Request → Go through the material below and copy each line where the word "刘聚奎任政治部副主任" appears.

Data records:
--

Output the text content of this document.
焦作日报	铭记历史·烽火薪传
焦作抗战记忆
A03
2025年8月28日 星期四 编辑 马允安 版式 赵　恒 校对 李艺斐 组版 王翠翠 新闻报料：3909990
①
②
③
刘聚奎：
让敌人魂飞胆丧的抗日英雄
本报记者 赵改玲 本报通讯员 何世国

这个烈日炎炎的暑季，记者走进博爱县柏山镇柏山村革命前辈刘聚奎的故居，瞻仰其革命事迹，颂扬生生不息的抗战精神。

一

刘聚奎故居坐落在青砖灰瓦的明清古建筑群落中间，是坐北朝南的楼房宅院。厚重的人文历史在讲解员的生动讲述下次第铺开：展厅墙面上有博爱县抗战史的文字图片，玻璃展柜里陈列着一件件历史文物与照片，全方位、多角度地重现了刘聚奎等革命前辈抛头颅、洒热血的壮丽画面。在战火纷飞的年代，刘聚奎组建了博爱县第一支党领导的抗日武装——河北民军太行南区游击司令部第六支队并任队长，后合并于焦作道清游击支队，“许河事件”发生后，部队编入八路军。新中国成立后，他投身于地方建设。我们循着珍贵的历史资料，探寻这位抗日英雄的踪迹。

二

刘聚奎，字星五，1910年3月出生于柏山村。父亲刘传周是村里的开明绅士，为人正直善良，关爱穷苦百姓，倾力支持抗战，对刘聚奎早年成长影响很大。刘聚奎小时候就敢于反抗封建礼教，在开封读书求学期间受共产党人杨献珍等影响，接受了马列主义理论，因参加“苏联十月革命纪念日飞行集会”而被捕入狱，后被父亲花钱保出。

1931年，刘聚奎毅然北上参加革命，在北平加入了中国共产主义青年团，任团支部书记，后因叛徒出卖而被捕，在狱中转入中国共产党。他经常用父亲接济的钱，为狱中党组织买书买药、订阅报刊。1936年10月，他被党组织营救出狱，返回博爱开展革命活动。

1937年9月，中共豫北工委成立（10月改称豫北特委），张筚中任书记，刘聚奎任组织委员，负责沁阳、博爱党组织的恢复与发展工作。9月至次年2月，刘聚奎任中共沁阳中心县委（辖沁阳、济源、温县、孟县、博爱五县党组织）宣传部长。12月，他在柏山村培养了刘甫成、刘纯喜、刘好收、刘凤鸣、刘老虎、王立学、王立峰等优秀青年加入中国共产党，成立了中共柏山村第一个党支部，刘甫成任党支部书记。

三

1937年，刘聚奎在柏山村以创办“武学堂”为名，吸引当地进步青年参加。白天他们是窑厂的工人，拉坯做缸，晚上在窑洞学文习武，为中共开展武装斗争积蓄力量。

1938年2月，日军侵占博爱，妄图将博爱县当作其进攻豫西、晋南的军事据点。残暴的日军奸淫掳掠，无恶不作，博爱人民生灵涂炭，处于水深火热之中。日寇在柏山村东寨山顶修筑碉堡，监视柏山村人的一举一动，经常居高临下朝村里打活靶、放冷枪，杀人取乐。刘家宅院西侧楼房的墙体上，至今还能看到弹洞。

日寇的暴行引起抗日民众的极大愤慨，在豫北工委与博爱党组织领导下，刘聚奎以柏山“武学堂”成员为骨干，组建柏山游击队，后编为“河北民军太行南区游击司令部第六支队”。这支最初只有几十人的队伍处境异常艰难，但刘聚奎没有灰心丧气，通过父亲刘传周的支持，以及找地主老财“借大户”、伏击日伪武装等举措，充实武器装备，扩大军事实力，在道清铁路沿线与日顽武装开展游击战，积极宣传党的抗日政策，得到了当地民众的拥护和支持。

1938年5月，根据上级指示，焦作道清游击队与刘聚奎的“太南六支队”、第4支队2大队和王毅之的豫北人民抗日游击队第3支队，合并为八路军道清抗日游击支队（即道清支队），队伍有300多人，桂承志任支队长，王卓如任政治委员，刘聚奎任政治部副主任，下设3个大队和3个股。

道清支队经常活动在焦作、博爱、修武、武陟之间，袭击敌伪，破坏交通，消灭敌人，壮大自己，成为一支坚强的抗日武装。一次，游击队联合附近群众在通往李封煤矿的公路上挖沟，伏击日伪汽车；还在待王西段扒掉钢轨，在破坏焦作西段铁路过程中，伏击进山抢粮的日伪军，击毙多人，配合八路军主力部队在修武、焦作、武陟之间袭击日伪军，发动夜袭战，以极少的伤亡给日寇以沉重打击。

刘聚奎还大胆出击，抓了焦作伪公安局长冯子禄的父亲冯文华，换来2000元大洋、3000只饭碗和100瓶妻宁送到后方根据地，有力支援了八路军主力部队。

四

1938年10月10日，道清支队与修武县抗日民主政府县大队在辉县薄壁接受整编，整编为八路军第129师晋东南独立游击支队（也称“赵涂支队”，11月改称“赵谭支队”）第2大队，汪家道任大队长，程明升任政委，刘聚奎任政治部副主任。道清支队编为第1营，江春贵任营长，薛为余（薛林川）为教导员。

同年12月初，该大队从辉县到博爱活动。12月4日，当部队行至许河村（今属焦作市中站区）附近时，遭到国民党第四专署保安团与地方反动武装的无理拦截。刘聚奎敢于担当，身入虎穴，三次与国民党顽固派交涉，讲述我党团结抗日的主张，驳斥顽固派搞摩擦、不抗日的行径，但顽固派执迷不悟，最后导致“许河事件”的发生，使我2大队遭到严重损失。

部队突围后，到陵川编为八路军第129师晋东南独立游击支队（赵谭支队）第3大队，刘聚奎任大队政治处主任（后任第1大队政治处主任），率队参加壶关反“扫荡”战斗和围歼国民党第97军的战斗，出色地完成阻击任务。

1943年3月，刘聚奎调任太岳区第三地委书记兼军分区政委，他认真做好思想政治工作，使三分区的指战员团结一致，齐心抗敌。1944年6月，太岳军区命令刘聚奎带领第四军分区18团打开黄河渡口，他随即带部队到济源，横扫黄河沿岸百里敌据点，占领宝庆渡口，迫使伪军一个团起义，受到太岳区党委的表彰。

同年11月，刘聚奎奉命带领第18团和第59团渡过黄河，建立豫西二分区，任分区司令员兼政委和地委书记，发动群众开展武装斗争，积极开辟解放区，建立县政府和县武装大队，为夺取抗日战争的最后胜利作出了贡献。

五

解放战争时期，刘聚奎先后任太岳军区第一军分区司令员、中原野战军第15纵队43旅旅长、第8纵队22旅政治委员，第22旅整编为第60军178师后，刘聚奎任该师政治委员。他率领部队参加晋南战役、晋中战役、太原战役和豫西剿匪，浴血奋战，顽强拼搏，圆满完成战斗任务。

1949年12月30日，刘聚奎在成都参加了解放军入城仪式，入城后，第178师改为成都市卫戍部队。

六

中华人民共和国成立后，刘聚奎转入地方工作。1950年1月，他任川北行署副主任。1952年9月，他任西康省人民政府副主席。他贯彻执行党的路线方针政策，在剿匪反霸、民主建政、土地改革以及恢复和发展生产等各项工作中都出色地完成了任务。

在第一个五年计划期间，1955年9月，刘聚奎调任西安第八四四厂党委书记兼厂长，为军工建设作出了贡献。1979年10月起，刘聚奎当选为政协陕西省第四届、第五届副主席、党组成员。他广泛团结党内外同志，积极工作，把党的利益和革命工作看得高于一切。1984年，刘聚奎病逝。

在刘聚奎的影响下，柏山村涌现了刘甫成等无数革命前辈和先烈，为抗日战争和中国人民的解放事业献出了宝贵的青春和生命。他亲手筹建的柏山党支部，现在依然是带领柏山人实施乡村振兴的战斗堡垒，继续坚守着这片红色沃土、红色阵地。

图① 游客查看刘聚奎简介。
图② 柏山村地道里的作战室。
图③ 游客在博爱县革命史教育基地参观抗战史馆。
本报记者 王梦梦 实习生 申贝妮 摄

--

Result →
1938年5月，根据上级指示，焦作道清游击队与刘聚奎的“太南六支队”、第4支队2大队和王毅之的豫北人民抗日游击队第3支队，合并为八路军道清抗日游击支队（即道清支队），队伍有300多人，桂承志任支队长，王卓如任政治委员，刘聚奎任政治部副主任，下设3个大队和3个股。
1938年10月10日，道清支队与修武县抗日民主政府县大队在辉县薄壁接受整编，整编为八路军第129师晋东南独立游击支队（也称“赵涂支队”，11月改称“赵谭支队”）第2大队，汪家道任大队长，程明升任政委，刘聚奎任政治部副主任。道清支队编为第1营，江春贵任营长，薛为余（薛林川）为教导员。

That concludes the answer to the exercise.